>>>
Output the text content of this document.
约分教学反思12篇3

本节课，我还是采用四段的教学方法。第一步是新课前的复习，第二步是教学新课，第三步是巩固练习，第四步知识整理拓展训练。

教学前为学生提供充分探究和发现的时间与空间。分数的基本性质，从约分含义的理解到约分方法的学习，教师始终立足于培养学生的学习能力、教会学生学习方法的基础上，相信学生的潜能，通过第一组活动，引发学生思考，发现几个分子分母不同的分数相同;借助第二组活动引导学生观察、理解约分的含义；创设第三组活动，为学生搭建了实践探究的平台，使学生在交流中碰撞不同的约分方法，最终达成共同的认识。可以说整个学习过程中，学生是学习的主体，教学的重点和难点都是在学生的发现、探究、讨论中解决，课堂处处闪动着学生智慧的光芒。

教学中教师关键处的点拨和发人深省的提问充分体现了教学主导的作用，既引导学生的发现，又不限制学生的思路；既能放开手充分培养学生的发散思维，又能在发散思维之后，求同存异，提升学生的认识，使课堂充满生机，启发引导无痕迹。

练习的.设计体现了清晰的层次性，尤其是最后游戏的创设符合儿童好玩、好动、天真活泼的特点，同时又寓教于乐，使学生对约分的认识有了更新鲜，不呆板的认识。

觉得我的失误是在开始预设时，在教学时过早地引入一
<<<
*Exercise*
Output all of the material exactly as written.

*Task output*
Output the text content of this document.
约分教学反思12篇3

本节课，我还是采用四段的教学方法。第一步是新课前的复习，第二步是教学新课，第三步是巩固练习，第四步知识整理拓展训练。

教学前为学生提供充分探究和发现的时间与空间。分数的基本性质，从约分含义的理解到约分方法的学习，教师始终立足于培养学生的学习能力、教会学生学习方法的基础上，相信学生的潜能，通过第一组活动，引发学生思考，发现几个分子分母不同的分数相同;借助第二组活动引导学生观察、理解约分的含义；创设第三组活动，为学生搭建了实践探究的平台，使学生在交流中碰撞不同的约分方法，最终达成共同的认识。可以说整个学习过程中，学生是学习的主体，教学的重点和难点都是在学生的发现、探究、讨论中解决，课堂处处闪动着学生智慧的光芒。

教学中教师关键处的点拨和发人深省的提问充分体现了教学主导的作用，既引导学生的发现，又不限制学生的思路；既能放开手充分培养学生的发散思维，又能在发散思维之后，求同存异，提升学生的认识，使课堂充满生机，启发引导无痕迹。

练习的.设计体现了清晰的层次性，尤其是最后游戏的创设符合儿童好玩、好动、天真活泼的特点，同时又寓教于乐，使学生对约分的认识有了更新鲜，不呆板的认识。

觉得我的失误是在开始预设时，在教学时过早地引入一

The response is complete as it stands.